● **Work to be completed**
Copy out the data unchanged, starting at the line that contains "- nav-faves-link[interactable]: Faves: [662, 42, 730, 72]" and continuing through the line that contains "- heart-icon[interactable]: [888, 249, 910, 271]", with both of those lines included.

Extracted data:
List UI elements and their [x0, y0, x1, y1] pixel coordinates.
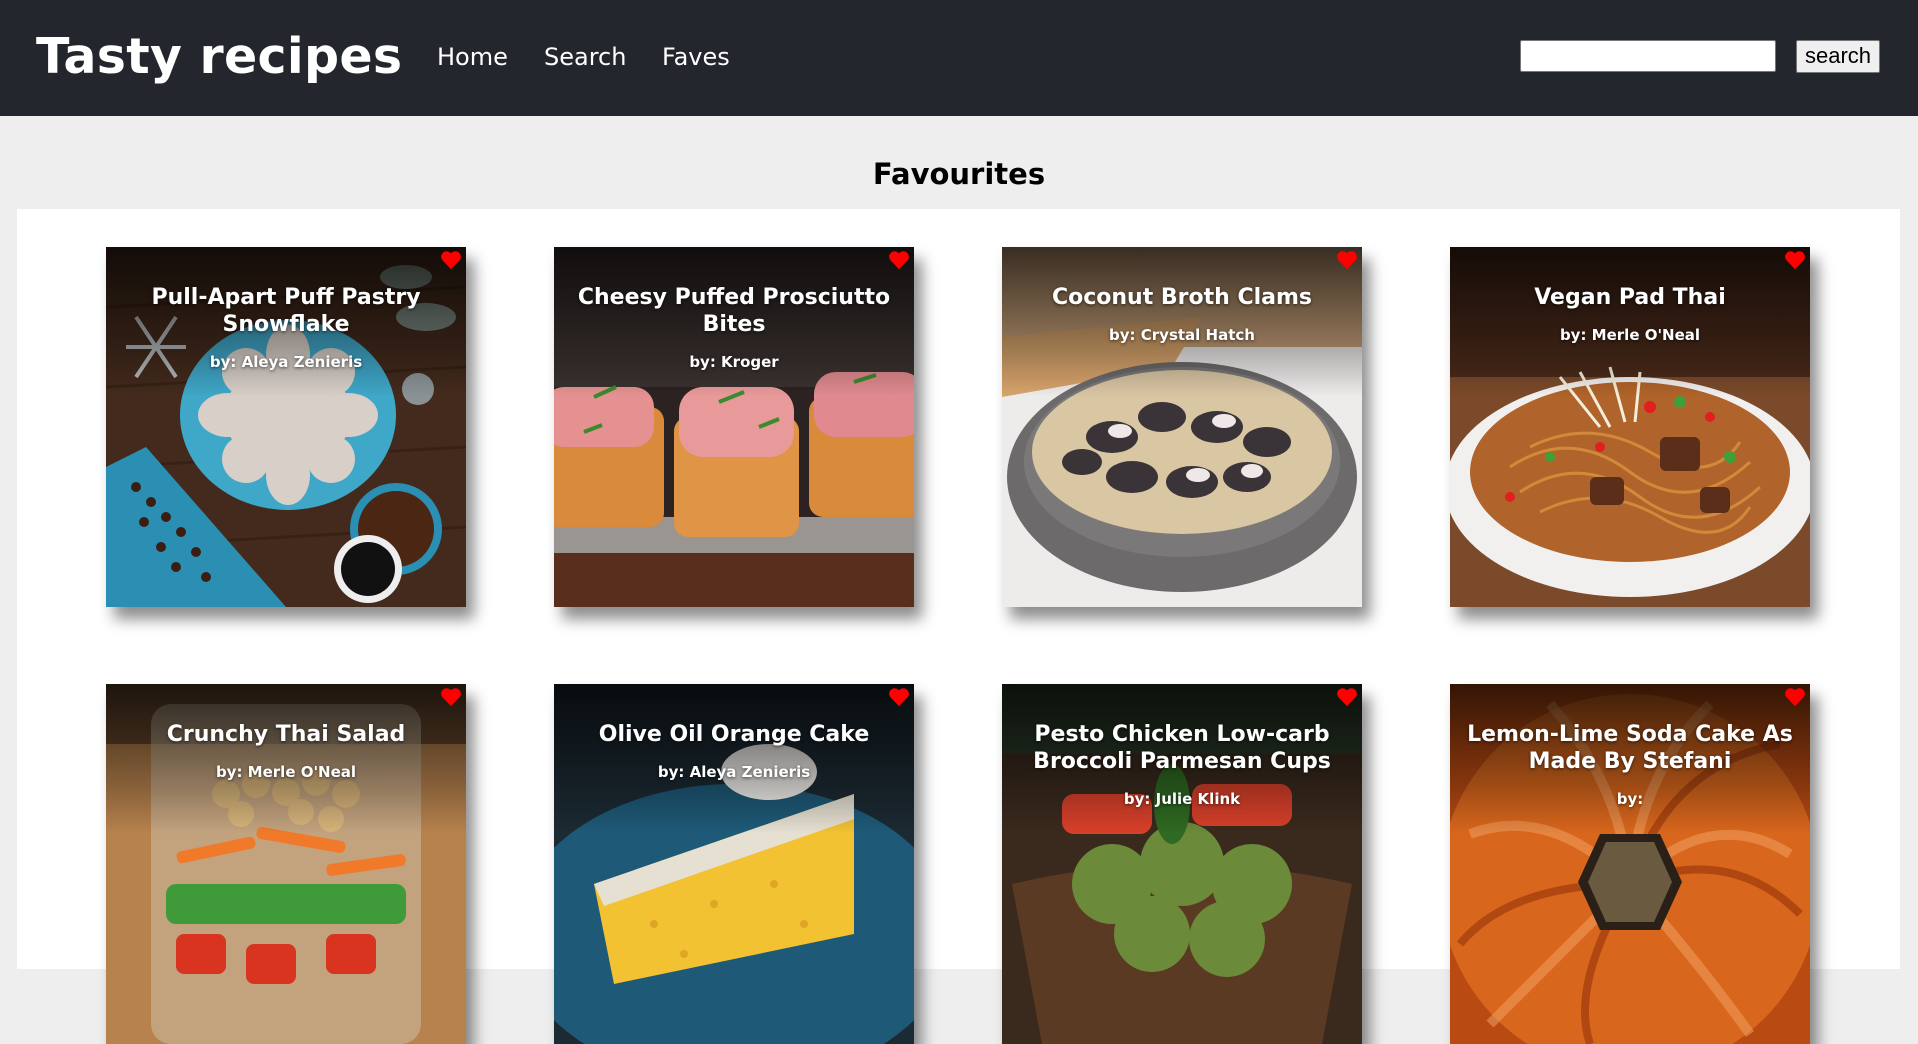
- nav-faves-link[interactable]: Faves: [662, 42, 730, 72]
- nav-home-link[interactable]: Home: [437, 42, 508, 72]
- heart-icon[interactable]: [1784, 686, 1806, 708]
- recipe-author: by:: [1616, 790, 1644, 808]
- recipe-title: Coconut Broth Clams by: Crystal Hatch: [1018, 284, 1346, 345]
- recipe-author: by: Kroger: [689, 353, 779, 371]
- recipe-author: by: Aleya Zenieris: [209, 353, 363, 371]
- recipe-title: Pull-Apart Puff Pastry Snowflake by: Ale…: [122, 284, 450, 372]
- recipe-title: Pesto Chicken Low-carb Broccoli Parmesan…: [1018, 721, 1346, 809]
- heart-icon[interactable]: [888, 249, 910, 271]
- recipe-card[interactable]: Coconut Broth Clams by: Crystal Hatch: [1002, 247, 1362, 607]
- recipe-card[interactable]: Olive Oil Orange Cake by: Aleya Zenieris: [554, 684, 914, 1044]
- recipe-card[interactable]: Pull-Apart Puff Pastry Snowflake by: Ale…: [106, 247, 466, 607]
- heart-icon[interactable]: [888, 686, 910, 708]
- recipe-card[interactable]: Lemon-Lime Soda Cake As Made By Stefani …: [1450, 684, 1810, 1044]
- search-button[interactable]: search: [1796, 40, 1880, 73]
- recipe-card[interactable]: Crunchy Thai Salad by: Merle O'Neal: [106, 684, 466, 1044]
- heart-icon[interactable]: [440, 686, 462, 708]
- recipe-author: by: Merle O'Neal: [1559, 326, 1701, 344]
- heart-icon[interactable]: [1336, 686, 1358, 708]
- recipe-card[interactable]: Pesto Chicken Low-carb Broccoli Parmesan…: [1002, 684, 1362, 1044]
- recipe-title: Lemon-Lime Soda Cake As Made By Stefani …: [1467, 722, 1793, 808]
- recipe-author: by: Crystal Hatch: [1109, 326, 1255, 344]
- search-input[interactable]: [1520, 40, 1776, 72]
- recipe-title: Vegan Pad Thai by: Merle O'Neal: [1466, 284, 1794, 345]
- recipe-card[interactable]: Cheesy Puffed Prosciutto Bites by: Kroge…: [554, 247, 914, 607]
- recipe-author: by: Aleya Zenieris: [657, 763, 811, 781]
- top-navbar: Tasty recipes Home Search Faves search: [0, 0, 1918, 116]
- heart-icon[interactable]: [440, 249, 462, 271]
- nav-search-link[interactable]: Search: [544, 42, 626, 72]
- recipe-author: by: Merle O'Neal: [215, 763, 357, 781]
- site-logo[interactable]: Tasty recipes: [36, 29, 402, 85]
- heart-icon[interactable]: [1336, 249, 1358, 271]
- recipe-author: by: Julie Klink: [1123, 790, 1241, 808]
- recipe-card[interactable]: Vegan Pad Thai by: Merle O'Neal: [1450, 247, 1810, 607]
- heart-icon[interactable]: [1784, 249, 1806, 271]
- page-title: Favourites: [872, 157, 1046, 191]
- recipe-title: Crunchy Thai Salad by: Merle O'Neal: [122, 721, 450, 782]
- recipe-title: Cheesy Puffed Prosciutto Bites by: Kroge…: [570, 284, 898, 372]
- recipe-title: Olive Oil Orange Cake by: Aleya Zenieris: [570, 721, 898, 782]
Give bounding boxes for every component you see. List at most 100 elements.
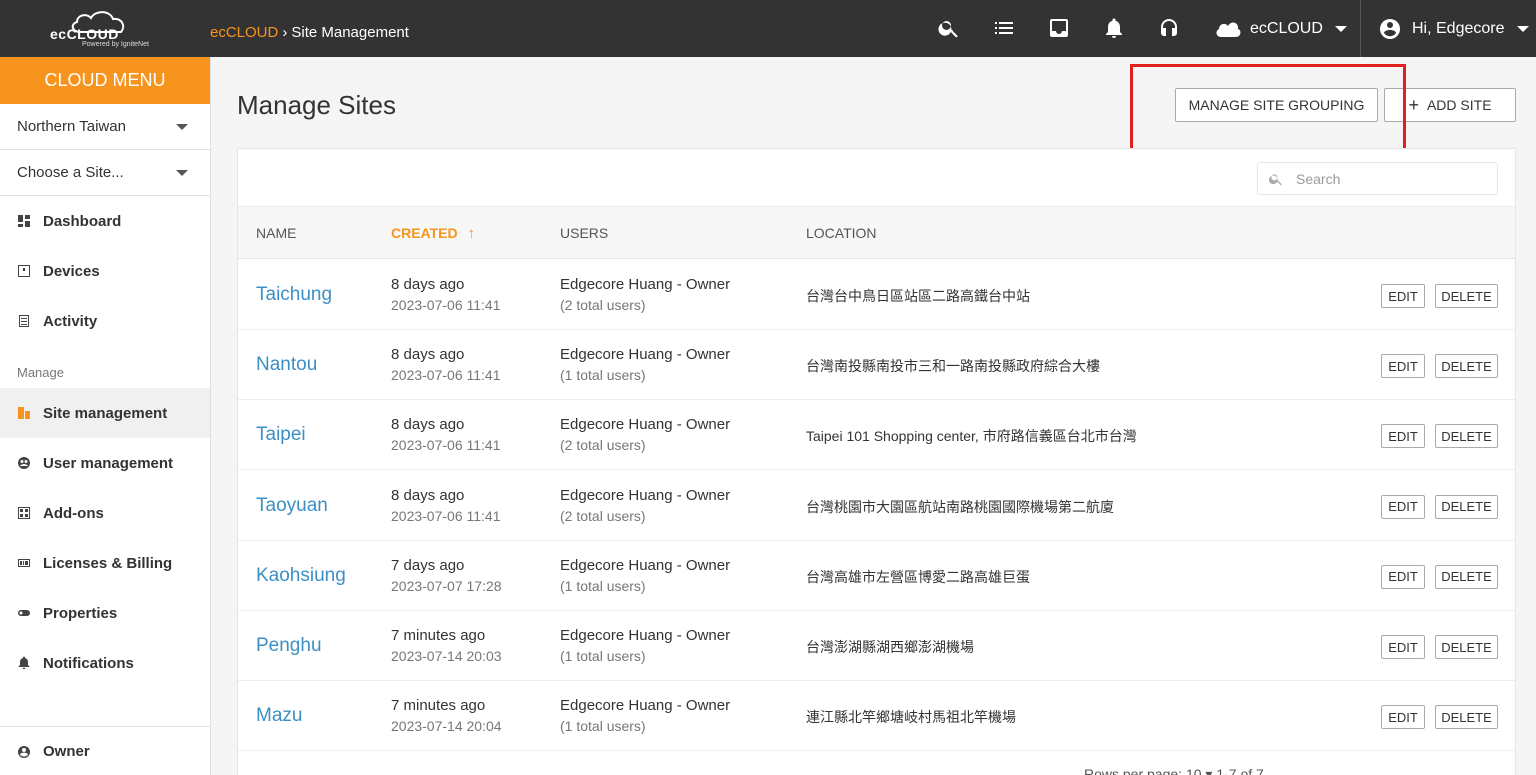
sidebar-item-label: Add-ons	[43, 504, 104, 522]
site-owner: Edgecore Huang - Owner	[560, 276, 731, 293]
sidebar-item-label: Devices	[43, 262, 100, 280]
delete-label: DELETE	[1441, 569, 1492, 585]
sidebar-owner[interactable]: Owner	[0, 726, 210, 775]
edit-button[interactable]: EDIT	[1381, 564, 1425, 589]
owner-icon	[18, 745, 30, 758]
delete-label: DELETE	[1441, 288, 1492, 304]
site-name-link[interactable]: Taoyuan	[256, 495, 328, 517]
delete-button[interactable]: DELETE	[1435, 494, 1498, 519]
edit-button[interactable]: EDIT	[1381, 494, 1425, 519]
site-select[interactable]: Choose a Site...	[0, 150, 210, 196]
edit-button[interactable]: EDIT	[1381, 284, 1425, 308]
table-row: Penghu 7 minutes ago 2023-07-14 20:03 Edgec…	[238, 611, 1515, 681]
site-owner: Edgecore Huang - Owner	[560, 486, 731, 504]
column-header-created[interactable]: CREATED ↑	[391, 225, 475, 242]
sidebar-item-label: Activity	[43, 312, 98, 330]
chevron-down-icon	[1334, 26, 1347, 32]
column-header-location[interactable]: LOCATION	[806, 225, 877, 241]
site-user-count: (1 total users)	[560, 648, 646, 664]
sidebar-item-activity[interactable]: Activity	[0, 296, 210, 346]
plus-icon: +	[1408, 95, 1419, 115]
site-icon	[17, 406, 31, 420]
column-header-users[interactable]: USERS	[560, 225, 608, 241]
site-owner: Edgecore Huang - Owner	[560, 416, 731, 434]
edit-button[interactable]: EDIT	[1381, 705, 1425, 730]
sidebar-item-licenses-billing[interactable]: Licenses & Billing	[0, 538, 210, 588]
site-location: 連江縣北竿鄉塘岐村馬祖北竿機場	[806, 709, 1016, 726]
site-location: 台灣台中鳥日區站區二路高鐵台中站	[806, 288, 1030, 304]
headset-icon[interactable]	[1157, 16, 1181, 40]
column-header-name[interactable]: NAME	[256, 225, 296, 241]
bell-icon[interactable]	[1102, 16, 1126, 40]
site-select-value: Choose a Site...	[17, 164, 124, 181]
sidebar-item-label: User management	[43, 454, 174, 472]
sidebar: CLOUD MENU Northern Taiwan Choose a Site…	[0, 57, 211, 775]
site-name-link[interactable]: Taichung	[256, 284, 332, 306]
sidebar-item-label: Notifications	[43, 654, 134, 672]
license-icon	[17, 556, 31, 570]
site-name-link[interactable]: Taipei	[256, 424, 306, 446]
properties-icon	[17, 606, 31, 620]
edit-button[interactable]: EDIT	[1381, 354, 1425, 379]
logo-powered: Powered by IgniteNet	[82, 41, 149, 48]
logo-text: ecCLOUD	[50, 26, 119, 42]
pagination: Rows per page: 10 ▾ 1-7 of 7	[1084, 766, 1264, 775]
edit-button[interactable]: EDIT	[1381, 424, 1425, 449]
site-user-count: (2 total users)	[560, 297, 646, 313]
site-user-count: (1 total users)	[560, 367, 646, 384]
edit-button[interactable]: EDIT	[1381, 635, 1425, 659]
table-row: Taichung 8 days ago 2023-07-06 11:41 Edgeco…	[238, 260, 1515, 330]
account-label: ecCLOUD	[1250, 20, 1323, 37]
delete-button[interactable]: DELETE	[1435, 424, 1498, 449]
delete-button[interactable]: DELETE	[1435, 635, 1498, 659]
site-name-link[interactable]: Nantou	[256, 354, 317, 376]
cloud-menu-header: CLOUD MENU	[0, 57, 210, 104]
account-selector[interactable]: ecCLOUD	[1214, 16, 1347, 42]
sidebar-item-properties[interactable]: Properties	[0, 588, 210, 638]
site-owner: Edgecore Huang - Owner	[560, 346, 731, 364]
delete-button[interactable]: DELETE	[1435, 284, 1498, 308]
created-relative: 7 days ago	[391, 556, 465, 574]
site-name-link[interactable]: Kaohsiung	[256, 565, 346, 587]
delete-button[interactable]: DELETE	[1435, 705, 1498, 730]
sites-table-card: Search NAME CREATED ↑ USERS LOCATION Tai…	[237, 148, 1516, 775]
site-location: 台灣桃園市大園區航站南路桃園國際機場第二航廈	[806, 498, 1114, 515]
devices-icon	[17, 264, 31, 278]
breadcrumb-home[interactable]: ecCLOUD	[210, 24, 278, 41]
add-site-label: ADD SITE	[1426, 97, 1492, 113]
sidebar-item-notifications[interactable]: Notifications	[0, 638, 210, 688]
logo[interactable]: ecCLOUD Powered by IgniteNet	[48, 8, 158, 50]
sidebar-item-label: Licenses & Billing	[43, 554, 173, 572]
sidebar-item-devices[interactable]: Devices	[0, 246, 210, 296]
edit-label: EDIT	[1388, 288, 1418, 304]
sidebar-item-site-management[interactable]: Site management	[0, 388, 210, 438]
created-timestamp: 2023-07-14 20:03	[391, 648, 502, 664]
search-icon[interactable]	[937, 16, 961, 40]
notifications-icon	[17, 656, 31, 670]
created-timestamp: 2023-07-06 11:41	[391, 297, 501, 313]
section-label-manage: Manage	[17, 365, 64, 380]
created-relative: 8 days ago	[391, 486, 465, 504]
list-icon[interactable]	[992, 16, 1016, 40]
chevron-down-icon	[176, 124, 188, 130]
table-row: Taipei 8 days ago 2023-07-06 11:41 Edgecore…	[238, 400, 1515, 471]
created-timestamp: 2023-07-06 11:41	[391, 507, 501, 524]
sidebar-item-user-management[interactable]: User management	[0, 438, 210, 488]
site-user-count: (2 total users)	[560, 507, 646, 524]
search-icon	[1268, 173, 1282, 185]
sidebar-item-dashboard[interactable]: Dashboard	[0, 196, 210, 246]
delete-button[interactable]: DELETE	[1435, 354, 1498, 379]
table-row: Mazu 7 minutes ago 2023-07-14 20:04 Edgecor…	[238, 681, 1515, 752]
edit-label: EDIT	[1388, 428, 1418, 444]
page-title: Manage Sites	[237, 90, 396, 120]
user-menu[interactable]: Hi, Edgecore	[1378, 16, 1529, 42]
site-name-link[interactable]: Mazu	[256, 705, 302, 727]
site-name-link[interactable]: Penghu	[256, 635, 322, 657]
created-timestamp: 2023-07-06 11:41	[391, 367, 501, 384]
site-owner: Edgecore Huang - Owner	[560, 627, 731, 644]
region-select[interactable]: Northern Taiwan	[0, 104, 210, 150]
search-field[interactable]: Search	[1257, 162, 1498, 195]
sidebar-item-add-ons[interactable]: Add-ons	[0, 488, 210, 538]
inbox-icon[interactable]	[1047, 16, 1071, 40]
delete-button[interactable]: DELETE	[1435, 564, 1498, 589]
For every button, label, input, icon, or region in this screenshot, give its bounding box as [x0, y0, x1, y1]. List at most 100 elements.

● **Result below**
- nav-faves-link[interactable]: Faves: [662, 42, 730, 72]
- nav-home-link[interactable]: Home: [437, 42, 508, 72]
- heart-icon[interactable]: [1784, 686, 1806, 708]
- recipe-author: by:: [1616, 790, 1644, 808]
- recipe-title: Coconut Broth Clams by: Crystal Hatch: [1018, 284, 1346, 345]
- recipe-author: by: Kroger: [689, 353, 779, 371]
- recipe-author: by: Aleya Zenieris: [209, 353, 363, 371]
- recipe-title: Pull-Apart Puff Pastry Snowflake by: Ale…: [122, 284, 450, 372]
- recipe-title: Pesto Chicken Low-carb Broccoli Parmesan…: [1018, 721, 1346, 809]
- heart-icon[interactable]: [888, 249, 910, 271]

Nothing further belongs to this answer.